Pull each line containing "пропорції" out of the data and copy it.

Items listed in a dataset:

------------

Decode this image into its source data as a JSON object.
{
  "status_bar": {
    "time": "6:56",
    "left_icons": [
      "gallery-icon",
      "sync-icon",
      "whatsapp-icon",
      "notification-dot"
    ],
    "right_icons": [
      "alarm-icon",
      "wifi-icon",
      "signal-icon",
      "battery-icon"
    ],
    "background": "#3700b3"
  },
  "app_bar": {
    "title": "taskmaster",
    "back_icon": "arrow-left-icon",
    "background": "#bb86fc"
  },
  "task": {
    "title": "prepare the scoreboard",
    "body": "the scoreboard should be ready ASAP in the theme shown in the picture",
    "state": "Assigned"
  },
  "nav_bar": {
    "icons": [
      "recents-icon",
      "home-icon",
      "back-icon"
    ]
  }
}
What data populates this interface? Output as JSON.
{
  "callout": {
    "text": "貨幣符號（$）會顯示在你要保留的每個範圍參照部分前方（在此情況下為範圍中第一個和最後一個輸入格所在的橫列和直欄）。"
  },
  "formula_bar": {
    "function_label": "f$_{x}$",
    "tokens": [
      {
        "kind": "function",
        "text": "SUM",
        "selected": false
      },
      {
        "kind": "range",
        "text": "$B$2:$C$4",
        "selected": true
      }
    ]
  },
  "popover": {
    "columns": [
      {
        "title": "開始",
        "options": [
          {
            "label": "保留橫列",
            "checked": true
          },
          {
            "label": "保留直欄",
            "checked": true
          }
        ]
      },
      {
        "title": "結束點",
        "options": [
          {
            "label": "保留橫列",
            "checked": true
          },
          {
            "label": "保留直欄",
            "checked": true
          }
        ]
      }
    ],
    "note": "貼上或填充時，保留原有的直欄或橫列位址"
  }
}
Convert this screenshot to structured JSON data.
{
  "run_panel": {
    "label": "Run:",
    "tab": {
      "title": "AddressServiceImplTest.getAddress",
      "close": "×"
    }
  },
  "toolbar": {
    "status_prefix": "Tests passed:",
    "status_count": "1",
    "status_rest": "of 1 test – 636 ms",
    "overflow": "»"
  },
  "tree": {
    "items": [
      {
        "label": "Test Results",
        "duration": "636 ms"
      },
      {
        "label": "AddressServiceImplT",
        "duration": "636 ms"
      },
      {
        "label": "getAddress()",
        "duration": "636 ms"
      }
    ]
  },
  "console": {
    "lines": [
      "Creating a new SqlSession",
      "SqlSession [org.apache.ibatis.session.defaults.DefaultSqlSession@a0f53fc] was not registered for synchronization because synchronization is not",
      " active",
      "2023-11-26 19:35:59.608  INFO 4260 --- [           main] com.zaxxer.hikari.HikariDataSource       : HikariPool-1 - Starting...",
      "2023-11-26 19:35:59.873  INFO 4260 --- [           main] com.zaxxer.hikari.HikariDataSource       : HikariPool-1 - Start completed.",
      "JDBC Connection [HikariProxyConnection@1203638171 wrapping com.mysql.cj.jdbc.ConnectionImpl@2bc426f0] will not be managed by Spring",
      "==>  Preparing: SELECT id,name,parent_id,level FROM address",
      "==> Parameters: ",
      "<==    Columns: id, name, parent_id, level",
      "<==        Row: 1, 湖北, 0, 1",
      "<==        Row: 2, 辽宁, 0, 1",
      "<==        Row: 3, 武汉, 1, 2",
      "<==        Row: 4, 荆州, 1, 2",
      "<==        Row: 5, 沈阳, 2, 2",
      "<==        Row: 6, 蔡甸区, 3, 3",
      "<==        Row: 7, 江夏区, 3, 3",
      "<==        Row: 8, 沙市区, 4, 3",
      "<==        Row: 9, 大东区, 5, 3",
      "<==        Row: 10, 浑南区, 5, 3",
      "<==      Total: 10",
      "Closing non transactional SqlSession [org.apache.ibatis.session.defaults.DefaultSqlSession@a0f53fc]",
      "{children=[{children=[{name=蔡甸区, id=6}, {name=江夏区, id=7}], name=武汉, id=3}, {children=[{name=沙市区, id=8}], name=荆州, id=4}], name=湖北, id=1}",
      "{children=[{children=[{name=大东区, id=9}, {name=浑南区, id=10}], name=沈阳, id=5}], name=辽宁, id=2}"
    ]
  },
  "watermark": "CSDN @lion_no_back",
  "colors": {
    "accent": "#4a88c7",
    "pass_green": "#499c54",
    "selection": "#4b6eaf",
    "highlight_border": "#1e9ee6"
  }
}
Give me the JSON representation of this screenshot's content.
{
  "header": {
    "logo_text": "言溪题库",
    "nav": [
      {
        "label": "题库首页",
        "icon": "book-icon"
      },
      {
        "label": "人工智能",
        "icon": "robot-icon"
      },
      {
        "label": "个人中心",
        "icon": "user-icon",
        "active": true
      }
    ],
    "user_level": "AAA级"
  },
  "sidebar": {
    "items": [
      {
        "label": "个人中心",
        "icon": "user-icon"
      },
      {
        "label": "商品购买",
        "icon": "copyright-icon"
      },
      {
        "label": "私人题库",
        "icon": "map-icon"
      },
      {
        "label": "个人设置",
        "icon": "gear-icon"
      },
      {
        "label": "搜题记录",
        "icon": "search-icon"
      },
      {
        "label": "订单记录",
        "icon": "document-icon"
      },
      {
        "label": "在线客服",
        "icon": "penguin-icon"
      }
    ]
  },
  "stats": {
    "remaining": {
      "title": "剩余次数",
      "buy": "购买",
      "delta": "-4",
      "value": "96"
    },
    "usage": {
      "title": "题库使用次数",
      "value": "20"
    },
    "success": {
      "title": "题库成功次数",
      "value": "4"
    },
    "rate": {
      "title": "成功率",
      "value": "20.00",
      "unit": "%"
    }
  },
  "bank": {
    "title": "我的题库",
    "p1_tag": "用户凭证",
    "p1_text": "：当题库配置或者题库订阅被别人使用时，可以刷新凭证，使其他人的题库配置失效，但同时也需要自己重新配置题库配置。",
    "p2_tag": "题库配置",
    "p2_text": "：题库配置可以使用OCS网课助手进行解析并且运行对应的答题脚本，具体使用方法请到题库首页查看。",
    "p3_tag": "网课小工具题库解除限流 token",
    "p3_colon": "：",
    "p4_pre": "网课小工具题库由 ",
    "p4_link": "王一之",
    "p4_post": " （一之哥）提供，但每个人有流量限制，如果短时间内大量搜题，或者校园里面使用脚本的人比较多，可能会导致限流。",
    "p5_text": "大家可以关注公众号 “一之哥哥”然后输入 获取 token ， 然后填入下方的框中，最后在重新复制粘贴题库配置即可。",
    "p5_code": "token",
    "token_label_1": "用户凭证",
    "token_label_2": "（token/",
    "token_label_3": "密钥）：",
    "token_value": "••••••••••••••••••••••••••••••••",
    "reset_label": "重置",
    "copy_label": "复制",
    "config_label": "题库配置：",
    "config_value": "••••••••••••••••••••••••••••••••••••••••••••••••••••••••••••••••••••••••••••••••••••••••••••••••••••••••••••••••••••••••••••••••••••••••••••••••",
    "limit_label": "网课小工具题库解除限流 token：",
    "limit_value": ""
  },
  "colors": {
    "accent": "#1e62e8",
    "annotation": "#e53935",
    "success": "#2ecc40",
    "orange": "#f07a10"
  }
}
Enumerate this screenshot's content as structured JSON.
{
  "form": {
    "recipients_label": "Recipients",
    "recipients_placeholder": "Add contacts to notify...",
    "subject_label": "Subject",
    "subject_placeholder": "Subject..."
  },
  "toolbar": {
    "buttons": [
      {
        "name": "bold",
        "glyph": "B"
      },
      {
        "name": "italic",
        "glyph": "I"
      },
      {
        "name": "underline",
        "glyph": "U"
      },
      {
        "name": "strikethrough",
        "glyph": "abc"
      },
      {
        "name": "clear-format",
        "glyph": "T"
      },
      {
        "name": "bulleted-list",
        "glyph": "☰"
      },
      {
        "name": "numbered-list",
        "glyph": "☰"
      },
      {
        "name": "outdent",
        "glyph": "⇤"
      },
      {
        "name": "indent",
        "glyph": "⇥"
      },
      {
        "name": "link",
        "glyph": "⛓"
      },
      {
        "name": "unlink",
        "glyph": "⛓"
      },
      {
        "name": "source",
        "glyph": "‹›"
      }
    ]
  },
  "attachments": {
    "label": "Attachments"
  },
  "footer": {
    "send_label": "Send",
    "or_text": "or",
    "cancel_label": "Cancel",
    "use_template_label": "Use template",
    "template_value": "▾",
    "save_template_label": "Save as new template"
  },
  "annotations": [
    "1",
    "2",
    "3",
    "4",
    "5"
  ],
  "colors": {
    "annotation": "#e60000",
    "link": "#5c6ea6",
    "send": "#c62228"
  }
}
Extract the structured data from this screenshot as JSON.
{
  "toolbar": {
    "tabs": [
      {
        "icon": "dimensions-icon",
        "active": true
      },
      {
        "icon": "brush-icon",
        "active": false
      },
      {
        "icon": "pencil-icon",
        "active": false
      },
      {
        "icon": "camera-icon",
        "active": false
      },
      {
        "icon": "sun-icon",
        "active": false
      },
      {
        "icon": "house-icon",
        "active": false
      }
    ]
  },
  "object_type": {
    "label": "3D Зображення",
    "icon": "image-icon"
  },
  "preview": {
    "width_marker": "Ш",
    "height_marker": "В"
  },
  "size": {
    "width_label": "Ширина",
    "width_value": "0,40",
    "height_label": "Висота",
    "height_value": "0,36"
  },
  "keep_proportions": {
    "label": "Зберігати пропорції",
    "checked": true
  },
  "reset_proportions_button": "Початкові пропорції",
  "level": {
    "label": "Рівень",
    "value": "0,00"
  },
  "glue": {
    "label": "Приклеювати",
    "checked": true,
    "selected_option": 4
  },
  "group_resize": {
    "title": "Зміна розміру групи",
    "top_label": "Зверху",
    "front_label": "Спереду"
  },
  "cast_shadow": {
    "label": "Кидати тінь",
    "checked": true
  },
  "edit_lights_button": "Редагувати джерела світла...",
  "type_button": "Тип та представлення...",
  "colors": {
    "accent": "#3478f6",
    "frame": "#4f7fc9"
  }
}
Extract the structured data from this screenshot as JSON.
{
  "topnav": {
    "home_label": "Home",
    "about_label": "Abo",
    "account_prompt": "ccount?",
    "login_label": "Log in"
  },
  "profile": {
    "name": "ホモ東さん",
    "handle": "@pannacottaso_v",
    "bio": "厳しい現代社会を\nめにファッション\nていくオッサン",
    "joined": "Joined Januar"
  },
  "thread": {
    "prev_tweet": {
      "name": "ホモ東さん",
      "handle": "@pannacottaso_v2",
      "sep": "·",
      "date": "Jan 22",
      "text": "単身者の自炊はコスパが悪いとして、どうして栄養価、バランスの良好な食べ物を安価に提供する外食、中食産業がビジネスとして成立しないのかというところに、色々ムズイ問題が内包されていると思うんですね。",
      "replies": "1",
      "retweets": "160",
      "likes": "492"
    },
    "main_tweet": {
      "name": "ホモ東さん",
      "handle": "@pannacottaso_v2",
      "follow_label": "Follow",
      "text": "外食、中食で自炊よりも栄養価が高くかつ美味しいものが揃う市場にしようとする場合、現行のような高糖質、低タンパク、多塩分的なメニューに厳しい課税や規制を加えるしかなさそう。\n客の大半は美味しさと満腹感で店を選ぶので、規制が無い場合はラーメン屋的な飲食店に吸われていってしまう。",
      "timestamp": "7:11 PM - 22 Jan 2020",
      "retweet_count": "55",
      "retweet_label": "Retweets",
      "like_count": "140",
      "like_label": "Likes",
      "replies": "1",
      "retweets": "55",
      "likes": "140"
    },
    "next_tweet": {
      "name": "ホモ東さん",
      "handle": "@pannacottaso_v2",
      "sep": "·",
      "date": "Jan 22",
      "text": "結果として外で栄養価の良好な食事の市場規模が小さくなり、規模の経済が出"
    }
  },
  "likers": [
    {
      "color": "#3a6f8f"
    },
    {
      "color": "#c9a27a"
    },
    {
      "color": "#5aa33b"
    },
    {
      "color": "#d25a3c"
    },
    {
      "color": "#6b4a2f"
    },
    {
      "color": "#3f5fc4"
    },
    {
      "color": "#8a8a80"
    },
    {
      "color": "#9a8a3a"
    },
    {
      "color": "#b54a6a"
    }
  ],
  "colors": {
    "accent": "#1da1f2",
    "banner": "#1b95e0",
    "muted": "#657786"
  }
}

------------

Output of the task:
    "label": "Зберігати пропорції",
  "reset_proportions_button": "Початкові пропорції",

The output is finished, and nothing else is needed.